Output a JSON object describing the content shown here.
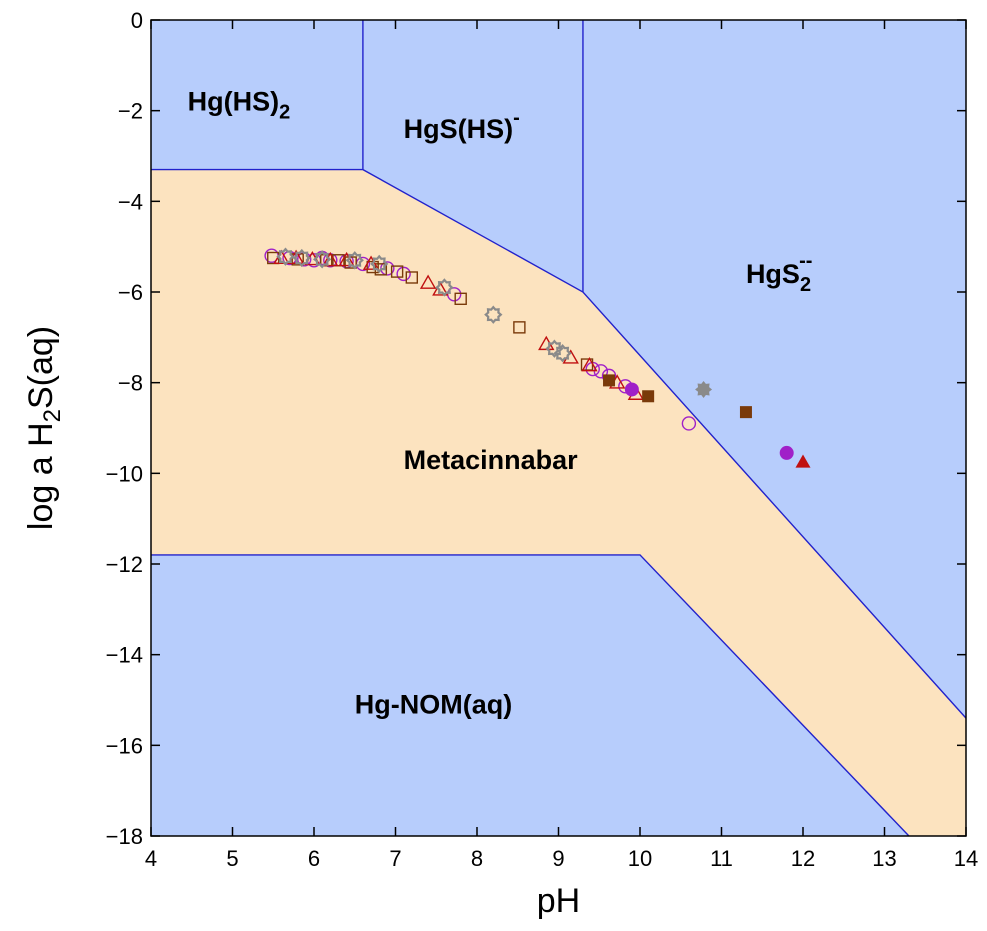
{
  "chart_data": {
    "type": "scatter",
    "xlabel": "pH",
    "ylabel": {
      "pre": "log a H",
      "sub": "2",
      "post": "S(aq)"
    },
    "xlim": [
      4,
      14
    ],
    "ylim": [
      -18,
      0
    ],
    "xticks": [
      4,
      5,
      6,
      7,
      8,
      9,
      10,
      11,
      12,
      13,
      14
    ],
    "yticks": [
      0,
      -2,
      -4,
      -6,
      -8,
      -10,
      -12,
      -14,
      -16,
      -18
    ],
    "tick_labels_x": [
      "4",
      "5",
      "6",
      "7",
      "8",
      "9",
      "10",
      "11",
      "12",
      "13",
      "14"
    ],
    "tick_labels_y": [
      "0",
      "−2",
      "−4",
      "−6",
      "−8",
      "−10",
      "−12",
      "−14",
      "−16",
      "−18"
    ],
    "colors": {
      "aqueous": "#b7cdfc",
      "solid": "#fce3bf",
      "boundary": "#2222cc",
      "gray": "#8a8a8a",
      "brown": "#7a3a0a",
      "magenta": "#a020c8",
      "red": "#c01010"
    },
    "regions": [
      {
        "name": "Hg(HS)2",
        "label": "Hg(HS)",
        "sub": "2",
        "sup": "",
        "kind": "aqueous",
        "label_at": [
          4.45,
          -2.0
        ],
        "polygon": [
          [
            4,
            0
          ],
          [
            6.6,
            0
          ],
          [
            6.6,
            -3.3
          ],
          [
            4,
            -3.3
          ]
        ]
      },
      {
        "name": "HgS(HS)-",
        "label": "HgS(HS)",
        "sub": "",
        "sup": "-",
        "kind": "aqueous",
        "label_at": [
          7.1,
          -2.6
        ],
        "polygon": [
          [
            6.6,
            0
          ],
          [
            9.3,
            0
          ],
          [
            9.3,
            -6.0
          ],
          [
            6.6,
            -3.3
          ]
        ]
      },
      {
        "name": "HgS2--",
        "label": "HgS",
        "sub": "2",
        "sup": "--",
        "kind": "aqueous",
        "label_at": [
          11.3,
          -5.8
        ],
        "polygon": [
          [
            9.3,
            0
          ],
          [
            14,
            0
          ],
          [
            14,
            -15.4
          ],
          [
            9.3,
            -6.0
          ]
        ]
      },
      {
        "name": "Metacinnabar",
        "label": "Metacinnabar",
        "sub": "",
        "sup": "",
        "kind": "solid",
        "label_at": [
          7.1,
          -9.9
        ],
        "polygon": [
          [
            4,
            -3.3
          ],
          [
            6.6,
            -3.3
          ],
          [
            9.3,
            -6.0
          ],
          [
            14,
            -15.4
          ],
          [
            14,
            -18
          ],
          [
            13.3,
            -18
          ],
          [
            10.0,
            -11.8
          ],
          [
            4,
            -11.8
          ]
        ]
      },
      {
        "name": "Hg-NOM(aq)",
        "label": "Hg-NOM(aq)",
        "sub": "",
        "sup": "",
        "kind": "aqueous",
        "label_at": [
          6.5,
          -15.3
        ],
        "polygon": [
          [
            4,
            -11.8
          ],
          [
            10.0,
            -11.8
          ],
          [
            13.3,
            -18
          ],
          [
            4,
            -18
          ]
        ]
      }
    ],
    "boundaries": [
      [
        [
          4,
          -3.3
        ],
        [
          6.6,
          -3.3
        ],
        [
          9.3,
          -6.0
        ],
        [
          14,
          -15.4
        ]
      ],
      [
        [
          6.6,
          0
        ],
        [
          6.6,
          -3.3
        ]
      ],
      [
        [
          9.3,
          0
        ],
        [
          9.3,
          -6.0
        ]
      ],
      [
        [
          4,
          -11.8
        ],
        [
          10.0,
          -11.8
        ],
        [
          13.3,
          -18
        ]
      ]
    ],
    "series": [
      {
        "marker": "circle",
        "filled": false,
        "color": "magenta",
        "points": [
          [
            5.48,
            -5.2
          ],
          [
            5.7,
            -5.25
          ],
          [
            5.88,
            -5.28
          ],
          [
            6.0,
            -5.3
          ],
          [
            6.1,
            -5.25
          ],
          [
            6.2,
            -5.3
          ],
          [
            6.4,
            -5.32
          ],
          [
            6.6,
            -5.38
          ],
          [
            6.9,
            -5.48
          ],
          [
            7.1,
            -5.6
          ],
          [
            7.72,
            -6.05
          ],
          [
            9.42,
            -7.7
          ],
          [
            9.52,
            -7.75
          ],
          [
            9.62,
            -7.85
          ],
          [
            9.82,
            -8.08
          ],
          [
            10.6,
            -8.9
          ]
        ]
      },
      {
        "marker": "square",
        "filled": false,
        "color": "brown",
        "points": [
          [
            5.5,
            -5.25
          ],
          [
            5.8,
            -5.28
          ],
          [
            6.15,
            -5.3
          ],
          [
            6.3,
            -5.3
          ],
          [
            6.45,
            -5.35
          ],
          [
            6.72,
            -5.45
          ],
          [
            6.82,
            -5.5
          ],
          [
            7.02,
            -5.55
          ],
          [
            7.2,
            -5.68
          ],
          [
            7.8,
            -6.15
          ],
          [
            8.52,
            -6.78
          ],
          [
            9.35,
            -7.6
          ]
        ]
      },
      {
        "marker": "triangle",
        "filled": false,
        "color": "red",
        "points": [
          [
            5.6,
            -5.25
          ],
          [
            5.78,
            -5.25
          ],
          [
            5.98,
            -5.28
          ],
          [
            6.2,
            -5.3
          ],
          [
            6.4,
            -5.3
          ],
          [
            6.7,
            -5.38
          ],
          [
            7.4,
            -5.8
          ],
          [
            7.55,
            -5.95
          ],
          [
            8.85,
            -7.15
          ],
          [
            9.15,
            -7.45
          ],
          [
            9.38,
            -7.62
          ],
          [
            9.72,
            -8.0
          ],
          [
            9.95,
            -8.25
          ]
        ]
      },
      {
        "marker": "gear",
        "filled": false,
        "color": "gray",
        "points": [
          [
            5.65,
            -5.22
          ],
          [
            5.85,
            -5.25
          ],
          [
            6.1,
            -5.28
          ],
          [
            6.5,
            -5.3
          ],
          [
            6.8,
            -5.38
          ],
          [
            7.6,
            -5.9
          ],
          [
            8.2,
            -6.5
          ],
          [
            8.95,
            -7.25
          ],
          [
            9.05,
            -7.35
          ]
        ]
      },
      {
        "marker": "circle",
        "filled": true,
        "color": "magenta",
        "points": [
          [
            9.9,
            -8.15
          ],
          [
            11.8,
            -9.55
          ]
        ]
      },
      {
        "marker": "square",
        "filled": true,
        "color": "brown",
        "points": [
          [
            9.62,
            -7.95
          ],
          [
            10.1,
            -8.3
          ],
          [
            11.3,
            -8.65
          ]
        ]
      },
      {
        "marker": "triangle",
        "filled": true,
        "color": "red",
        "points": [
          [
            12.0,
            -9.75
          ]
        ]
      },
      {
        "marker": "gear",
        "filled": true,
        "color": "gray",
        "points": [
          [
            10.78,
            -8.15
          ]
        ]
      }
    ]
  }
}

### TASK INSTRUCTIONS
Leave the pictures out and output the rest of the listing exactly.

### COMPLETE RESPONSE
Output a JSON object describing the content shown here.
{
  "chart_data": {
    "type": "scatter",
    "xlabel": "pH",
    "ylabel": {
      "pre": "log a H",
      "sub": "2",
      "post": "S(aq)"
    },
    "xlim": [
      4,
      14
    ],
    "ylim": [
      -18,
      0
    ],
    "xticks": [
      4,
      5,
      6,
      7,
      8,
      9,
      10,
      11,
      12,
      13,
      14
    ],
    "yticks": [
      0,
      -2,
      -4,
      -6,
      -8,
      -10,
      -12,
      -14,
      -16,
      -18
    ],
    "tick_labels_x": [
      "4",
      "5",
      "6",
      "7",
      "8",
      "9",
      "10",
      "11",
      "12",
      "13",
      "14"
    ],
    "tick_labels_y": [
      "0",
      "−2",
      "−4",
      "−6",
      "−8",
      "−10",
      "−12",
      "−14",
      "−16",
      "−18"
    ],
    "colors": {
      "aqueous": "#b7cdfc",
      "solid": "#fce3bf",
      "boundary": "#2222cc",
      "gray": "#8a8a8a",
      "brown": "#7a3a0a",
      "magenta": "#a020c8",
      "red": "#c01010"
    },
    "regions": [
      {
        "name": "Hg(HS)2",
        "label": "Hg(HS)",
        "sub": "2",
        "sup": "",
        "kind": "aqueous",
        "label_at": [
          4.45,
          -2.0
        ],
        "polygon": [
          [
            4,
            0
          ],
          [
            6.6,
            0
          ],
          [
            6.6,
            -3.3
          ],
          [
            4,
            -3.3
          ]
        ]
      },
      {
        "name": "HgS(HS)-",
        "label": "HgS(HS)",
        "sub": "",
        "sup": "-",
        "kind": "aqueous",
        "label_at": [
          7.1,
          -2.6
        ],
        "polygon": [
          [
            6.6,
            0
          ],
          [
            9.3,
            0
          ],
          [
            9.3,
            -6.0
          ],
          [
            6.6,
            -3.3
          ]
        ]
      },
      {
        "name": "HgS2--",
        "label": "HgS",
        "sub": "2",
        "sup": "--",
        "kind": "aqueous",
        "label_at": [
          11.3,
          -5.8
        ],
        "polygon": [
          [
            9.3,
            0
          ],
          [
            14,
            0
          ],
          [
            14,
            -15.4
          ],
          [
            9.3,
            -6.0
          ]
        ]
      },
      {
        "name": "Metacinnabar",
        "label": "Metacinnabar",
        "sub": "",
        "sup": "",
        "kind": "solid",
        "label_at": [
          7.1,
          -9.9
        ],
        "polygon": [
          [
            4,
            -3.3
          ],
          [
            6.6,
            -3.3
          ],
          [
            9.3,
            -6.0
          ],
          [
            14,
            -15.4
          ],
          [
            14,
            -18
          ],
          [
            13.3,
            -18
          ],
          [
            10.0,
            -11.8
          ],
          [
            4,
            -11.8
          ]
        ]
      },
      {
        "name": "Hg-NOM(aq)",
        "label": "Hg-NOM(aq)",
        "sub": "",
        "sup": "",
        "kind": "aqueous",
        "label_at": [
          6.5,
          -15.3
        ],
        "polygon": [
          [
            4,
            -11.8
          ],
          [
            10.0,
            -11.8
          ],
          [
            13.3,
            -18
          ],
          [
            4,
            -18
          ]
        ]
      }
    ],
    "boundaries": [
      [
        [
          4,
          -3.3
        ],
        [
          6.6,
          -3.3
        ],
        [
          9.3,
          -6.0
        ],
        [
          14,
          -15.4
        ]
      ],
      [
        [
          6.6,
          0
        ],
        [
          6.6,
          -3.3
        ]
      ],
      [
        [
          9.3,
          0
        ],
        [
          9.3,
          -6.0
        ]
      ],
      [
        [
          4,
          -11.8
        ],
        [
          10.0,
          -11.8
        ],
        [
          13.3,
          -18
        ]
      ]
    ],
    "series": [
      {
        "marker": "circle",
        "filled": false,
        "color": "magenta",
        "points": [
          [
            5.48,
            -5.2
          ],
          [
            5.7,
            -5.25
          ],
          [
            5.88,
            -5.28
          ],
          [
            6.0,
            -5.3
          ],
          [
            6.1,
            -5.25
          ],
          [
            6.2,
            -5.3
          ],
          [
            6.4,
            -5.32
          ],
          [
            6.6,
            -5.38
          ],
          [
            6.9,
            -5.48
          ],
          [
            7.1,
            -5.6
          ],
          [
            7.72,
            -6.05
          ],
          [
            9.42,
            -7.7
          ],
          [
            9.52,
            -7.75
          ],
          [
            9.62,
            -7.85
          ],
          [
            9.82,
            -8.08
          ],
          [
            10.6,
            -8.9
          ]
        ]
      },
      {
        "marker": "square",
        "filled": false,
        "color": "brown",
        "points": [
          [
            5.5,
            -5.25
          ],
          [
            5.8,
            -5.28
          ],
          [
            6.15,
            -5.3
          ],
          [
            6.3,
            -5.3
          ],
          [
            6.45,
            -5.35
          ],
          [
            6.72,
            -5.45
          ],
          [
            6.82,
            -5.5
          ],
          [
            7.02,
            -5.55
          ],
          [
            7.2,
            -5.68
          ],
          [
            7.8,
            -6.15
          ],
          [
            8.52,
            -6.78
          ],
          [
            9.35,
            -7.6
          ]
        ]
      },
      {
        "marker": "triangle",
        "filled": false,
        "color": "red",
        "points": [
          [
            5.6,
            -5.25
          ],
          [
            5.78,
            -5.25
          ],
          [
            5.98,
            -5.28
          ],
          [
            6.2,
            -5.3
          ],
          [
            6.4,
            -5.3
          ],
          [
            6.7,
            -5.38
          ],
          [
            7.4,
            -5.8
          ],
          [
            7.55,
            -5.95
          ],
          [
            8.85,
            -7.15
          ],
          [
            9.15,
            -7.45
          ],
          [
            9.38,
            -7.62
          ],
          [
            9.72,
            -8.0
          ],
          [
            9.95,
            -8.25
          ]
        ]
      },
      {
        "marker": "gear",
        "filled": false,
        "color": "gray",
        "points": [
          [
            5.65,
            -5.22
          ],
          [
            5.85,
            -5.25
          ],
          [
            6.1,
            -5.28
          ],
          [
            6.5,
            -5.3
          ],
          [
            6.8,
            -5.38
          ],
          [
            7.6,
            -5.9
          ],
          [
            8.2,
            -6.5
          ],
          [
            8.95,
            -7.25
          ],
          [
            9.05,
            -7.35
          ]
        ]
      },
      {
        "marker": "circle",
        "filled": true,
        "color": "magenta",
        "points": [
          [
            9.9,
            -8.15
          ],
          [
            11.8,
            -9.55
          ]
        ]
      },
      {
        "marker": "square",
        "filled": true,
        "color": "brown",
        "points": [
          [
            9.62,
            -7.95
          ],
          [
            10.1,
            -8.3
          ],
          [
            11.3,
            -8.65
          ]
        ]
      },
      {
        "marker": "triangle",
        "filled": true,
        "color": "red",
        "points": [
          [
            12.0,
            -9.75
          ]
        ]
      },
      {
        "marker": "gear",
        "filled": true,
        "color": "gray",
        "points": [
          [
            10.78,
            -8.15
          ]
        ]
      }
    ]
  }
}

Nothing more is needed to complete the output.